Stored entries:

——————————

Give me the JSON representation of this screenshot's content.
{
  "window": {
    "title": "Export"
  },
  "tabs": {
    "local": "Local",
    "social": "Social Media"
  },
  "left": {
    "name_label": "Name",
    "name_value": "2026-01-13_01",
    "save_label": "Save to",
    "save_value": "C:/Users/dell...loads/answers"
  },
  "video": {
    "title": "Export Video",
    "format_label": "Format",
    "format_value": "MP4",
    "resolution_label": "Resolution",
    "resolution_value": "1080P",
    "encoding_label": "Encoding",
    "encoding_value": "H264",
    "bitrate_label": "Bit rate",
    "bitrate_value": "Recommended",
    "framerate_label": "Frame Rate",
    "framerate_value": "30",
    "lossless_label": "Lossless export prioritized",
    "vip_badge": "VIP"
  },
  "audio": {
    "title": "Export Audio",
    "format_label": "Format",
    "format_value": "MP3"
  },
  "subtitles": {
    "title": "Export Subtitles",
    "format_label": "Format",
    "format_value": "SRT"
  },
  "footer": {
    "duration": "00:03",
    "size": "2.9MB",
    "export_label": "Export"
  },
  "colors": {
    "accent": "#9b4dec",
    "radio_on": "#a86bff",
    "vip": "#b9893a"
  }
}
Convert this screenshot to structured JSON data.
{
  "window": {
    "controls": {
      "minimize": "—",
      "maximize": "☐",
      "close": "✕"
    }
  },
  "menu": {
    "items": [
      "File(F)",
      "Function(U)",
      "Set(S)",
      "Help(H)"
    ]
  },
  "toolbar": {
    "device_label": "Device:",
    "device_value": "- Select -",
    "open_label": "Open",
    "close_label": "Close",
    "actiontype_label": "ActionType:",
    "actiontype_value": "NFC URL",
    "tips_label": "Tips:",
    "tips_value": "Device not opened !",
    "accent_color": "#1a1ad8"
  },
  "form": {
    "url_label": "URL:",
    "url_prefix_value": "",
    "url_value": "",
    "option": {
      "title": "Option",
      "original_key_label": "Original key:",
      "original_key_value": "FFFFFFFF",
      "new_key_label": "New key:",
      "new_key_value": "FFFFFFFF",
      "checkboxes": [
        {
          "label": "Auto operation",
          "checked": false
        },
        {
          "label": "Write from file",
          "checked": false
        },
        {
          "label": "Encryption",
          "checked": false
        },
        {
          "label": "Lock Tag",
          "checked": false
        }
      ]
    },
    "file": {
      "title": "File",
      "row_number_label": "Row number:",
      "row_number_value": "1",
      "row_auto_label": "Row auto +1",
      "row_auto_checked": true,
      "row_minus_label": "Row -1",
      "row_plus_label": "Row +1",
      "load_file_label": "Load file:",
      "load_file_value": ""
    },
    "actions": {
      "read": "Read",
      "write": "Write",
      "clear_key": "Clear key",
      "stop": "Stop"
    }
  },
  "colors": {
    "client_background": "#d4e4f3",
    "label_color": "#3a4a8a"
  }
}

——————————

Short problem — Copy every line verbatim.

Response to this task —
Give me the JSON representation of this screenshot's content.
{
  "window": {
    "title": "Export"
  },
  "tabs": {
    "local": "Local",
    "social": "Social Media"
  },
  "left": {
    "name_label": "Name",
    "name_value": "2026-01-13_01",
    "save_label": "Save to",
    "save_value": "C:/Users/dell...loads/answers"
  },
  "video": {
    "title": "Export Video",
    "format_label": "Format",
    "format_value": "MP4",
    "resolution_label": "Resolution",
    "resolution_value": "1080P",
    "encoding_label": "Encoding",
    "encoding_value": "H264",
    "bitrate_label": "Bit rate",
    "bitrate_value": "Recommended",
    "framerate_label": "Frame Rate",
    "framerate_value": "30",
    "lossless_label": "Lossless export prioritized",
    "vip_badge": "VIP"
  },
  "audio": {
    "title": "Export Audio",
    "format_label": "Format",
    "format_value": "MP3"
  },
  "subtitles": {
    "title": "Export Subtitles",
    "format_label": "Format",
    "format_value": "SRT"
  },
  "footer": {
    "duration": "00:03",
    "size": "2.9MB",
    "export_label": "Export"
  },
  "colors": {
    "accent": "#9b4dec",
    "radio_on": "#a86bff",
    "vip": "#b9893a"
  }
}
Convert this screenshot to structured JSON data.
{
  "window": {
    "controls": {
      "minimize": "—",
      "maximize": "☐",
      "close": "✕"
    }
  },
  "menu": {
    "items": [
      "File(F)",
      "Function(U)",
      "Set(S)",
      "Help(H)"
    ]
  },
  "toolbar": {
    "device_label": "Device:",
    "device_value": "- Select -",
    "open_label": "Open",
    "close_label": "Close",
    "actiontype_label": "ActionType:",
    "actiontype_value": "NFC URL",
    "tips_label": "Tips:",
    "tips_value": "Device not opened !",
    "accent_color": "#1a1ad8"
  },
  "form": {
    "url_label": "URL:",
    "url_prefix_value": "",
    "url_value": "",
    "option": {
      "title": "Option",
      "original_key_label": "Original key:",
      "original_key_value": "FFFFFFFF",
      "new_key_label": "New key:",
      "new_key_value": "FFFFFFFF",
      "checkboxes": [
        {
          "label": "Auto operation",
          "checked": false
        },
        {
          "label": "Write from file",
          "checked": false
        },
        {
          "label": "Encryption",
          "checked": false
        },
        {
          "label": "Lock Tag",
          "checked": false
        }
      ]
    },
    "file": {
      "title": "File",
      "row_number_label": "Row number:",
      "row_number_value": "1",
      "row_auto_label": "Row auto +1",
      "row_auto_checked": true,
      "row_minus_label": "Row -1",
      "row_plus_label": "Row +1",
      "load_file_label": "Load file:",
      "load_file_value": ""
    },
    "actions": {
      "read": "Read",
      "write": "Write",
      "clear_key": "Clear key",
      "stop": "Stop"
    }
  },
  "colors": {
    "client_background": "#d4e4f3",
    "label_color": "#3a4a8a"
  }
}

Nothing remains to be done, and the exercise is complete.